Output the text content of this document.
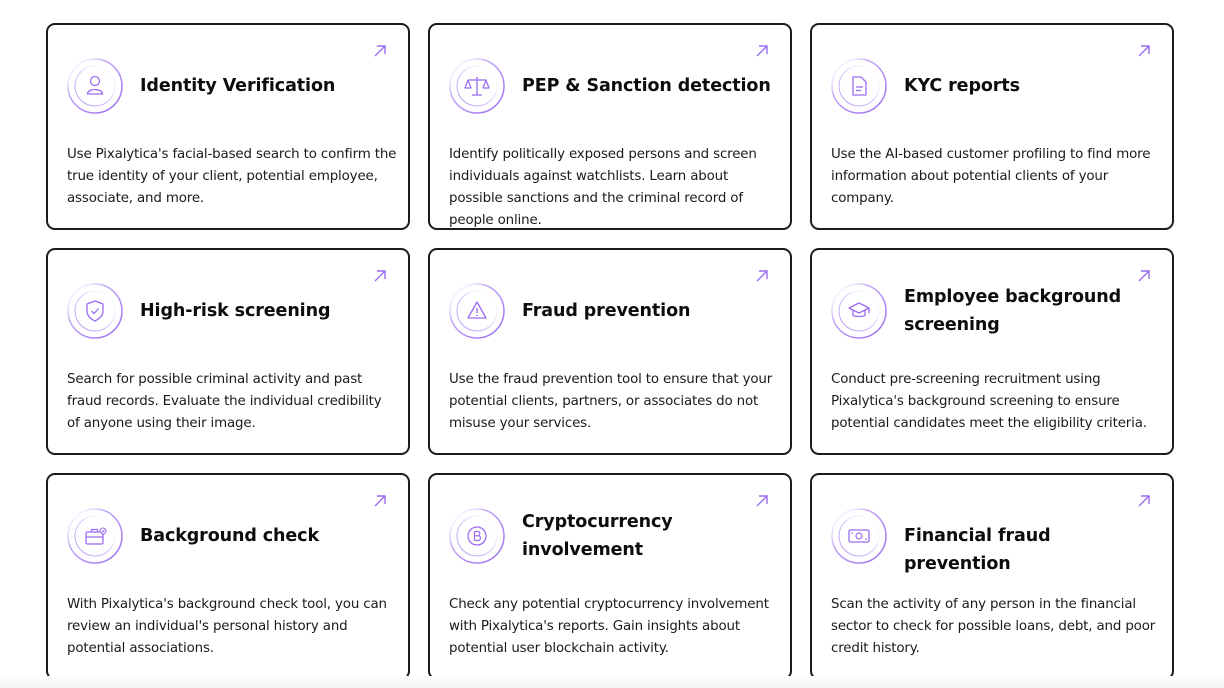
Identity Verification
Use Pixalytica's facial-based search to confirm the true identity of your client, potential employee, associate, and more.
PEP & Sanction detection
Identify politically exposed persons and screen individuals against watchlists. Learn about possible sanctions and the criminal record of people online.
KYC reports
Use the AI-based customer profiling to find more information about potential clients of your company.
High-risk screening
Search for possible criminal activity and past fraud records. Evaluate the individual credibility of anyone using their image.
Fraud prevention
Use the fraud prevention tool to ensure that your potential clients, partners, or associates do not misuse your services.
Employee background screening
Conduct pre-screening recruitment using Pixalytica's background screening to ensure potential candidates meet the eligibility criteria.
Background check
With Pixalytica's background check tool, you can review an individual's personal history and potential associations.
Cryptocurrency involvement
Check any potential cryptocurrency involvement with Pixalytica's reports. Gain insights about potential user blockchain activity.
Financial fraud prevention
Scan the activity of any person in the financial sector to check for possible loans, debt, and poor credit history.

++++

§ **What the task asks**:
Output the entries above exactly, without their pictures.

§ **Solution for this exercise**:
Output the text content of this document.
Identity Verification
Use Pixalytica's facial-based search to confirm the true identity of your client, potential employee, associate, and more.
PEP & Sanction detection
Identify politically exposed persons and screen individuals against watchlists. Learn about possible sanctions and the criminal record of people online.
KYC reports
Use the AI-based customer profiling to find more information about potential clients of your company.
High-risk screening
Search for possible criminal activity and past fraud records. Evaluate the individual credibility of anyone using their image.
Fraud prevention
Use the fraud prevention tool to ensure that your potential clients, partners, or associates do not misuse your services.
Employee background screening
Conduct pre-screening recruitment using Pixalytica's background screening to ensure potential candidates meet the eligibility criteria.
Background check
With Pixalytica's background check tool, you can review an individual's personal history and potential associations.
Cryptocurrency involvement
Check any potential cryptocurrency involvement with Pixalytica's reports. Gain insights about potential user blockchain activity.
Financial fraud prevention
Scan the activity of any person in the financial sector to check for possible loans, debt, and poor credit history.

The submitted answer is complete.